### MATERIAL

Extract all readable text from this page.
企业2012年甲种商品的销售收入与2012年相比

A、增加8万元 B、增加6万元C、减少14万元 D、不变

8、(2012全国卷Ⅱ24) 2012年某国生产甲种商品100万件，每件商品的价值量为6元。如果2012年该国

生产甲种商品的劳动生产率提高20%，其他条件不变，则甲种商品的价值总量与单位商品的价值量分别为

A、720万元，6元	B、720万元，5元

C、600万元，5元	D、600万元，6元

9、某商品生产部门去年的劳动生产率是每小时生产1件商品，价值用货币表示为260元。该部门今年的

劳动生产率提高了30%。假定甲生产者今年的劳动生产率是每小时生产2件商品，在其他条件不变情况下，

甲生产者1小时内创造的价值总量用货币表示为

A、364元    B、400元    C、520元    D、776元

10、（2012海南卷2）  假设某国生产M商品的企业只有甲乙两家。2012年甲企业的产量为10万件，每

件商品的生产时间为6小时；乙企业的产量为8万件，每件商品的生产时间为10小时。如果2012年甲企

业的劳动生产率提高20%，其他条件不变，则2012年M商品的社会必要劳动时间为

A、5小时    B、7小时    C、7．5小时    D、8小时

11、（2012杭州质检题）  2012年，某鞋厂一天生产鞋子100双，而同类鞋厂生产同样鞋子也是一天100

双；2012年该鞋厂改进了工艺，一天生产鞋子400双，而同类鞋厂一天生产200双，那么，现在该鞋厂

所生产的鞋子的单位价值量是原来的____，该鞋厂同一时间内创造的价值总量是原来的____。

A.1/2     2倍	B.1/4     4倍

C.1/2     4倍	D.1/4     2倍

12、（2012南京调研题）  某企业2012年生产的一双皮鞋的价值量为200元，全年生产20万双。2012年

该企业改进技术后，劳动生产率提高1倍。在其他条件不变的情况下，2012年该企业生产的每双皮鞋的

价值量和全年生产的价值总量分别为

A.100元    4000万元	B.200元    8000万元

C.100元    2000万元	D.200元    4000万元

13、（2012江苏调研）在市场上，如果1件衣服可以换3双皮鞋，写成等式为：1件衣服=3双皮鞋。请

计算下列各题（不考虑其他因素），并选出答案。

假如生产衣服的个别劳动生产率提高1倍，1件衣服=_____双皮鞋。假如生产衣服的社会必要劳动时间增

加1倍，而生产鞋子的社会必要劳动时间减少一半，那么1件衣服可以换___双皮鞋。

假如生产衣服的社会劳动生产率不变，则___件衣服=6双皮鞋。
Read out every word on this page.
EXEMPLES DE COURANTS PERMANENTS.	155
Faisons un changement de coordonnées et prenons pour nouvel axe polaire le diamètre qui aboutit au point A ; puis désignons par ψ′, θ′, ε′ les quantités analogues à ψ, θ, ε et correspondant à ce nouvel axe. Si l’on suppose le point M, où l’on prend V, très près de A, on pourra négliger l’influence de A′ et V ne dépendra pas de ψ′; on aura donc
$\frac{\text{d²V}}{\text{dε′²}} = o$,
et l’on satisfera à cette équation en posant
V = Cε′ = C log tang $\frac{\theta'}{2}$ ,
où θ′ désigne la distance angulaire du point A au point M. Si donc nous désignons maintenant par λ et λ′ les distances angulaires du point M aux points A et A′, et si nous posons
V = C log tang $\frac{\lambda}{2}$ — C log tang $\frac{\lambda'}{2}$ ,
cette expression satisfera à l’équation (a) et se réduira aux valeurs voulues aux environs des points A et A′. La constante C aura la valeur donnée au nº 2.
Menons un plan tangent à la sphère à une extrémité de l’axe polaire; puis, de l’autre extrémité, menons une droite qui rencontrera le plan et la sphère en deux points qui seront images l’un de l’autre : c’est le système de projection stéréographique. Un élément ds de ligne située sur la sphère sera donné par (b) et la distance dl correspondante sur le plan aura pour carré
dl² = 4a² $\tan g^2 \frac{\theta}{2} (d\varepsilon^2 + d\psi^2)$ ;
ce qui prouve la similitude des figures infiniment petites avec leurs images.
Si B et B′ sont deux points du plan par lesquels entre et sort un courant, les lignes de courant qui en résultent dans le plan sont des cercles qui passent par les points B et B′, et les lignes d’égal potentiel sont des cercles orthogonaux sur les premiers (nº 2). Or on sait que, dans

######

#### [REQUIRED WORK]
Exactly reproduce all of the entries above.

#### [ANSWER IN FULL]
Extract all readable text from this page.
企业2012年甲种商品的销售收入与2012年相比

A、增加8万元 B、增加6万元C、减少14万元 D、不变

8、(2012全国卷Ⅱ24) 2012年某国生产甲种商品100万件，每件商品的价值量为6元。如果2012年该国

生产甲种商品的劳动生产率提高20%，其他条件不变，则甲种商品的价值总量与单位商品的价值量分别为

A、720万元，6元	B、720万元，5元

C、600万元，5元	D、600万元，6元

9、某商品生产部门去年的劳动生产率是每小时生产1件商品，价值用货币表示为260元。该部门今年的

劳动生产率提高了30%。假定甲生产者今年的劳动生产率是每小时生产2件商品，在其他条件不变情况下，

甲生产者1小时内创造的价值总量用货币表示为

A、364元    B、400元    C、520元    D、776元

10、（2012海南卷2）  假设某国生产M商品的企业只有甲乙两家。2012年甲企业的产量为10万件，每

件商品的生产时间为6小时；乙企业的产量为8万件，每件商品的生产时间为10小时。如果2012年甲企

业的劳动生产率提高20%，其他条件不变，则2012年M商品的社会必要劳动时间为

A、5小时    B、7小时    C、7．5小时    D、8小时

11、（2012杭州质检题）  2012年，某鞋厂一天生产鞋子100双，而同类鞋厂生产同样鞋子也是一天100

双；2012年该鞋厂改进了工艺，一天生产鞋子400双，而同类鞋厂一天生产200双，那么，现在该鞋厂

所生产的鞋子的单位价值量是原来的____，该鞋厂同一时间内创造的价值总量是原来的____。

A.1/2     2倍	B.1/4     4倍

C.1/2     4倍	D.1/4     2倍

12、（2012南京调研题）  某企业2012年生产的一双皮鞋的价值量为200元，全年生产20万双。2012年

该企业改进技术后，劳动生产率提高1倍。在其他条件不变的情况下，2012年该企业生产的每双皮鞋的

价值量和全年生产的价值总量分别为

A.100元    4000万元	B.200元    8000万元

C.100元    2000万元	D.200元    4000万元

13、（2012江苏调研）在市场上，如果1件衣服可以换3双皮鞋，写成等式为：1件衣服=3双皮鞋。请

计算下列各题（不考虑其他因素），并选出答案。

假如生产衣服的个别劳动生产率提高1倍，1件衣服=_____双皮鞋。假如生产衣服的社会必要劳动时间增

加1倍，而生产鞋子的社会必要劳动时间减少一半，那么1件衣服可以换___双皮鞋。

假如生产衣服的社会劳动生产率不变，则___件衣服=6双皮鞋。
Read out every word on this page.
EXEMPLES DE COURANTS PERMANENTS.	155
Faisons un changement de coordonnées et prenons pour nouvel axe polaire le diamètre qui aboutit au point A ; puis désignons par ψ′, θ′, ε′ les quantités analogues à ψ, θ, ε et correspondant à ce nouvel axe. Si l’on suppose le point M, où l’on prend V, très près de A, on pourra négliger l’influence de A′ et V ne dépendra pas de ψ′; on aura donc
$\frac{\text{d²V}}{\text{dε′²}} = o$,
et l’on satisfera à cette équation en posant
V = Cε′ = C log tang $\frac{\theta'}{2}$ ,
où θ′ désigne la distance angulaire du point A au point M. Si donc nous désignons maintenant par λ et λ′ les distances angulaires du point M aux points A et A′, et si nous posons
V = C log tang $\frac{\lambda}{2}$ — C log tang $\frac{\lambda'}{2}$ ,
cette expression satisfera à l’équation (a) et se réduira aux valeurs voulues aux environs des points A et A′. La constante C aura la valeur donnée au nº 2.
Menons un plan tangent à la sphère à une extrémité de l’axe polaire; puis, de l’autre extrémité, menons une droite qui rencontrera le plan et la sphère en deux points qui seront images l’un de l’autre : c’est le système de projection stéréographique. Un élément ds de ligne située sur la sphère sera donné par (b) et la distance dl correspondante sur le plan aura pour carré
dl² = 4a² $\tan g^2 \frac{\theta}{2} (d\varepsilon^2 + d\psi^2)$ ;
ce qui prouve la similitude des figures infiniment petites avec leurs images.
Si B et B′ sont deux points du plan par lesquels entre et sort un courant, les lignes de courant qui en résultent dans le plan sont des cercles qui passent par les points B et B′, et les lignes d’égal potentiel sont des cercles orthogonaux sur les premiers (nº 2). Or on sait que, dans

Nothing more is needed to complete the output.